→ Aim
Output the data below in full, byte for byte. Nothing may differ.

[START OF Input]

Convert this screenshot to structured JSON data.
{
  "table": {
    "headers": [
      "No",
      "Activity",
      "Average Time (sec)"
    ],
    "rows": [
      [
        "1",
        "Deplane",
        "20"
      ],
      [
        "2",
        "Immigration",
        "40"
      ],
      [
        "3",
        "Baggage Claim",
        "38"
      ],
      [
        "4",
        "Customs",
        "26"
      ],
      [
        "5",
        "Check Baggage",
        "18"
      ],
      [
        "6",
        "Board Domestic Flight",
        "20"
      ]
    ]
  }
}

[END OF Input]

→ Task response
Convert this screenshot to structured JSON data.
{
  "table": {
    "headers": [
      "No",
      "Activity",
      "Average Time (sec)"
    ],
    "rows": [
      [
        "1",
        "Deplane",
        "20"
      ],
      [
        "2",
        "Immigration",
        "40"
      ],
      [
        "3",
        "Baggage Claim",
        "38"
      ],
      [
        "4",
        "Customs",
        "26"
      ],
      [
        "5",
        "Check Baggage",
        "18"
      ],
      [
        "6",
        "Board Domestic Flight",
        "20"
      ]
    ]
  }
}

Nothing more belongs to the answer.